--- START DATA EXCERPTS ---

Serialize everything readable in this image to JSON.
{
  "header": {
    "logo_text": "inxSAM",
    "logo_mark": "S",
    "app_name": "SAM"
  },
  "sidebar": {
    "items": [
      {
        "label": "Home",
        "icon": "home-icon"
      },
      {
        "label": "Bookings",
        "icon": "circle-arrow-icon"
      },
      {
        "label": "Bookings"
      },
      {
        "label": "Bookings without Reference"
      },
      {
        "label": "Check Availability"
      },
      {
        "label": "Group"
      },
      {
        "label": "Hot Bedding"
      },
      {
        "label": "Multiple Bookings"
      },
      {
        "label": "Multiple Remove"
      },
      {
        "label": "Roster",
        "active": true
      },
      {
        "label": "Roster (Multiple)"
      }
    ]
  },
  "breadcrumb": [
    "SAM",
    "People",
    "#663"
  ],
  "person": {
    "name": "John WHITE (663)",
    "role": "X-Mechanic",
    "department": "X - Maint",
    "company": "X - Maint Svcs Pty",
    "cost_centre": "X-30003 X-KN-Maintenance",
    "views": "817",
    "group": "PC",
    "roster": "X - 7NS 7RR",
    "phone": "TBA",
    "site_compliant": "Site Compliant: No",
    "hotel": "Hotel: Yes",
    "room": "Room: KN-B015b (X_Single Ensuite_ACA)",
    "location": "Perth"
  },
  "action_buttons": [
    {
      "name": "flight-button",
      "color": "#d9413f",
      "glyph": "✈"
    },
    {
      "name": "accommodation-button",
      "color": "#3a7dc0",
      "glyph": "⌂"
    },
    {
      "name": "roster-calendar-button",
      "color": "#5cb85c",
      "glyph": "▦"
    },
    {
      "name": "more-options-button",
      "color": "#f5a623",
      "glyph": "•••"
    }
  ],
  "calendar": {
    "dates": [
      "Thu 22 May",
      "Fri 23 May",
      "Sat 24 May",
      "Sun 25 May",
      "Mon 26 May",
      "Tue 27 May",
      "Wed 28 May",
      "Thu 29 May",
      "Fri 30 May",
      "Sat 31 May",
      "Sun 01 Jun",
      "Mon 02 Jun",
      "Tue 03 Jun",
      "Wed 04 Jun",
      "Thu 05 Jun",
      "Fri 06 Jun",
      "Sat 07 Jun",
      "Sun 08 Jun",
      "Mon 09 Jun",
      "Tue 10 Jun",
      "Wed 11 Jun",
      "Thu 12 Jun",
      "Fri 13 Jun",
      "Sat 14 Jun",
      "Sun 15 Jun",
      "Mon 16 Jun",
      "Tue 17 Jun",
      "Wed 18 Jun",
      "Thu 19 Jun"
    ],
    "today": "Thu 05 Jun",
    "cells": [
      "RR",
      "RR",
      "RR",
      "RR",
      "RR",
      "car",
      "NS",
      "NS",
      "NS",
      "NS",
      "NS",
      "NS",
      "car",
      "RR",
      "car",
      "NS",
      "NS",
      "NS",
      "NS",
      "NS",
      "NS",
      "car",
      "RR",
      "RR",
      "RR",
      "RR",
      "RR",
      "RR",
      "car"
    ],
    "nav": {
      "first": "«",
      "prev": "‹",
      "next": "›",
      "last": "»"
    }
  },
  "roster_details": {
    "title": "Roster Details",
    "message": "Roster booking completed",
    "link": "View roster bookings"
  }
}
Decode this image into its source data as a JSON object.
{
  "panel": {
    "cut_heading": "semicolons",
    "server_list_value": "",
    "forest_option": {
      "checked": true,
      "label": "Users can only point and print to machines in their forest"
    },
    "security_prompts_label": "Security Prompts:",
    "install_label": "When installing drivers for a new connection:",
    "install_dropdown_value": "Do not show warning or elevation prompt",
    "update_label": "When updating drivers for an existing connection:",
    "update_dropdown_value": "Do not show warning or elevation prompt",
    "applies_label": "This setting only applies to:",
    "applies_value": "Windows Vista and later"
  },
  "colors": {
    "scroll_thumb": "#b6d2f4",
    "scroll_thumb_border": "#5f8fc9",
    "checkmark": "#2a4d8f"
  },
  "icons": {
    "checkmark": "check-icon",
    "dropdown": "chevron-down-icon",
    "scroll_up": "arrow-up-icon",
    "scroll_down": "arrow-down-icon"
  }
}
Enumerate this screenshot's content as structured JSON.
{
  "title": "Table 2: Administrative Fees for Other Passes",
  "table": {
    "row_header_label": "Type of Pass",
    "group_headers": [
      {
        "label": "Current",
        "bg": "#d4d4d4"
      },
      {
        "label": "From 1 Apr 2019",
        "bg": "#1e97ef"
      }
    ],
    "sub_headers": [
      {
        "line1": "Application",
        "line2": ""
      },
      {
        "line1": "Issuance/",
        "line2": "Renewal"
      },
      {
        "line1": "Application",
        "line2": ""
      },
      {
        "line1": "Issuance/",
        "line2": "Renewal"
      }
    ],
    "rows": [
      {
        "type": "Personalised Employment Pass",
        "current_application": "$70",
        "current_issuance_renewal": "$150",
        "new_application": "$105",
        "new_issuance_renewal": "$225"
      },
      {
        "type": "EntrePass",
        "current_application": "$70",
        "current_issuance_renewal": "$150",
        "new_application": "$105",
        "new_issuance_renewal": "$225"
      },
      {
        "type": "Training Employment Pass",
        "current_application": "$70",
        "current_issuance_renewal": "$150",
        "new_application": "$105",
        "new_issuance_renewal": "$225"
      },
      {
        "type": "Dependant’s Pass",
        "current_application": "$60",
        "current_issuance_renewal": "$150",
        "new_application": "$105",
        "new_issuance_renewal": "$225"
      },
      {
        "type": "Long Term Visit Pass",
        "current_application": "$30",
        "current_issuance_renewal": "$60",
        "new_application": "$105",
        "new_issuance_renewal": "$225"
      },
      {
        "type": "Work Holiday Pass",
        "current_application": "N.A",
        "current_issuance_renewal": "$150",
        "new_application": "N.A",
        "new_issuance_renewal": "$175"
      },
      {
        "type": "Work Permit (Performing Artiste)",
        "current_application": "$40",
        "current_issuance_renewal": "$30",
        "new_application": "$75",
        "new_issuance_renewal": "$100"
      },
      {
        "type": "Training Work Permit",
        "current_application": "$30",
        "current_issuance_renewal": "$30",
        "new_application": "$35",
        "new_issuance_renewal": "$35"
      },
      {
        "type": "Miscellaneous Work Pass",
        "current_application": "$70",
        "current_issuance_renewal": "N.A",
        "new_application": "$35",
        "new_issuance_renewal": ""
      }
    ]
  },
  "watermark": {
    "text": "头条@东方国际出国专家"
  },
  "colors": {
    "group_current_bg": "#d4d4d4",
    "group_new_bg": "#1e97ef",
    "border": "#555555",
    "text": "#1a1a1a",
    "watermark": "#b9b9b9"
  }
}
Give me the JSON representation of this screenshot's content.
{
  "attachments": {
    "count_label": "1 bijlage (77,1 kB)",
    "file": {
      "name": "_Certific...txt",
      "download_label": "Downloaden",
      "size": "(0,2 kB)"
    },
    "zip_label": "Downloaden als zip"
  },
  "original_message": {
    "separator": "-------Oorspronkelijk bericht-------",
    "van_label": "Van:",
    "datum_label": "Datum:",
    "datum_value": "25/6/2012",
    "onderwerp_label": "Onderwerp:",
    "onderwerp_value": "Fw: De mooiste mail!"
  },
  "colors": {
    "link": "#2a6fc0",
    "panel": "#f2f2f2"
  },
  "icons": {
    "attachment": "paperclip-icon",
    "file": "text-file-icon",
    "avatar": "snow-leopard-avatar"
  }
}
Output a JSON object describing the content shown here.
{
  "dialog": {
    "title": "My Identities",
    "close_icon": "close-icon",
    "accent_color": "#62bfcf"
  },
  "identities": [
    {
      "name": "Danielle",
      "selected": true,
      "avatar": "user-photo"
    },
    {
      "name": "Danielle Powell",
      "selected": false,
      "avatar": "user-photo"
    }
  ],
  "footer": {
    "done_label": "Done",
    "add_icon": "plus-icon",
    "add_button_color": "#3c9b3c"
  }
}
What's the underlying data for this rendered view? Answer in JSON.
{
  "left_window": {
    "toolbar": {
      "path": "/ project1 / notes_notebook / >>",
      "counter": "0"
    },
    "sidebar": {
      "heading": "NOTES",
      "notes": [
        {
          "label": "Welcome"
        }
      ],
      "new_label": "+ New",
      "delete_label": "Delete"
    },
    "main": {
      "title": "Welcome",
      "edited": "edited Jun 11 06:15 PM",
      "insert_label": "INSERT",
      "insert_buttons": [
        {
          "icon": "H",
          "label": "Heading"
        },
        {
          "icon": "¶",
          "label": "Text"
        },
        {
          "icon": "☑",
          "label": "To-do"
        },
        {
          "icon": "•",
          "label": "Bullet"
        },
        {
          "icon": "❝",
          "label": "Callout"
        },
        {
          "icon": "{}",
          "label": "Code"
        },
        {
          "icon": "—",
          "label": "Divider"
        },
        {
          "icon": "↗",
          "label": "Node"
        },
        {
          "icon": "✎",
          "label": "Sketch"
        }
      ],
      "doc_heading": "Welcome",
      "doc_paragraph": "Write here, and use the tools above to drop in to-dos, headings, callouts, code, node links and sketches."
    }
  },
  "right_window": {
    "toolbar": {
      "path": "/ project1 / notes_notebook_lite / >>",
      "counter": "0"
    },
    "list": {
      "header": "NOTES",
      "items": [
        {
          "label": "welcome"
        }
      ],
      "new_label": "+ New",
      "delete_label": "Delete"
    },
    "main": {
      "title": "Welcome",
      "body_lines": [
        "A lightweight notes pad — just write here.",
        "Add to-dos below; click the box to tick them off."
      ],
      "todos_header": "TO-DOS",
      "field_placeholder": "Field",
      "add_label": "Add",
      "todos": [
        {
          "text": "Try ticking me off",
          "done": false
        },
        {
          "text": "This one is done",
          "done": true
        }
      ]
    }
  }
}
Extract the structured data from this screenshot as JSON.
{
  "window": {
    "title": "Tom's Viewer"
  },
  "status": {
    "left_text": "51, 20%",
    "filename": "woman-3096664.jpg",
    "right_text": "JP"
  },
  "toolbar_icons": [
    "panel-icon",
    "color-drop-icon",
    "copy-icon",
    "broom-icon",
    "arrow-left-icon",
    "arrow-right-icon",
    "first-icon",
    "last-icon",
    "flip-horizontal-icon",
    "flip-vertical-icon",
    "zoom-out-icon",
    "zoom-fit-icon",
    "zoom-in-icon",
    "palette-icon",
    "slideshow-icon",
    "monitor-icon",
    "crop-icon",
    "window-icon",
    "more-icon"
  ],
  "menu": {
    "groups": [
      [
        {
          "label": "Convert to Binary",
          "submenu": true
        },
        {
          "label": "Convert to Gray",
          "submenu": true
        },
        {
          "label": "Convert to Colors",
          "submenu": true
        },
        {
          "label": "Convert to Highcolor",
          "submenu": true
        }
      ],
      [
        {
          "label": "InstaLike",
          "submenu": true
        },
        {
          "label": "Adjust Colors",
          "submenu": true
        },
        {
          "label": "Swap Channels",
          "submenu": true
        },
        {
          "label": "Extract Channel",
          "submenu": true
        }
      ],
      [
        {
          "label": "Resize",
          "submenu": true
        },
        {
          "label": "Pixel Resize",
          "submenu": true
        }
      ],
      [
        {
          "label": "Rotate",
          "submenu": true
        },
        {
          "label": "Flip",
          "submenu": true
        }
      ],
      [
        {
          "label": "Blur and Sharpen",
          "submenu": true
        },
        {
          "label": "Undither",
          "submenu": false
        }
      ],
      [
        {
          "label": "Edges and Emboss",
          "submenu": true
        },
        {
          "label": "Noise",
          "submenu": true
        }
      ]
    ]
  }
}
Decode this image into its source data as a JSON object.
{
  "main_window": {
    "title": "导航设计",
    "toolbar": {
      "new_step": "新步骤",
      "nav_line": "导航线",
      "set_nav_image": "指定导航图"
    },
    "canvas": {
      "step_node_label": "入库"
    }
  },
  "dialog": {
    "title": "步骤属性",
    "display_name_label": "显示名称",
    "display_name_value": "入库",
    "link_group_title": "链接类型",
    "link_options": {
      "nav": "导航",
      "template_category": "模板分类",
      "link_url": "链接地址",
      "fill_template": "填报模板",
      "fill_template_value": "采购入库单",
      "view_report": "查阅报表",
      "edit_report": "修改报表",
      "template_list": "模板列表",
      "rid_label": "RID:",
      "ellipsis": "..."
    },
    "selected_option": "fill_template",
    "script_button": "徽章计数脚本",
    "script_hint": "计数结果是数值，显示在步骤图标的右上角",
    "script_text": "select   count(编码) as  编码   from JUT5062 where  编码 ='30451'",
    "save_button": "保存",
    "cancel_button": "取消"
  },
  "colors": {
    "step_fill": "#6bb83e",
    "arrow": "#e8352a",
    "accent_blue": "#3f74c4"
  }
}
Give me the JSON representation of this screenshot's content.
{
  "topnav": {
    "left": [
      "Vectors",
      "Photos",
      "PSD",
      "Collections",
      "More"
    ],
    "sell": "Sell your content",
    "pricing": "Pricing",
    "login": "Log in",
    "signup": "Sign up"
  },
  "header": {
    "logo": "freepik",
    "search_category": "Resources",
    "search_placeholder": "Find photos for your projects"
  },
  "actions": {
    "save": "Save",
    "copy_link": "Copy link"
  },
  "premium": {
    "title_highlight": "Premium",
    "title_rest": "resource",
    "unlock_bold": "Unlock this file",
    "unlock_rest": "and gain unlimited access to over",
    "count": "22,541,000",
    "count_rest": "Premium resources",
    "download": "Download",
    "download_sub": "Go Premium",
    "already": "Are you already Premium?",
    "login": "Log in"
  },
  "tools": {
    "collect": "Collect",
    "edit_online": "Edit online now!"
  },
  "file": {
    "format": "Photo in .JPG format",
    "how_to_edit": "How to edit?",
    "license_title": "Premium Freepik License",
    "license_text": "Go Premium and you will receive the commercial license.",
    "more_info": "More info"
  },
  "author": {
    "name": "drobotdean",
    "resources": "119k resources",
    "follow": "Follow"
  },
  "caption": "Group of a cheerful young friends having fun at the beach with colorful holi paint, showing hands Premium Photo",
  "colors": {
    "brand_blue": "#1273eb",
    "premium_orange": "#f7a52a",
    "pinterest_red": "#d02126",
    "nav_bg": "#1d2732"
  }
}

--- END DATA EXCERPTS ---

- TASK DIRECTIONS
Find how many lines include the string "warning" and report that number alone.

- FINAL ANSWER
2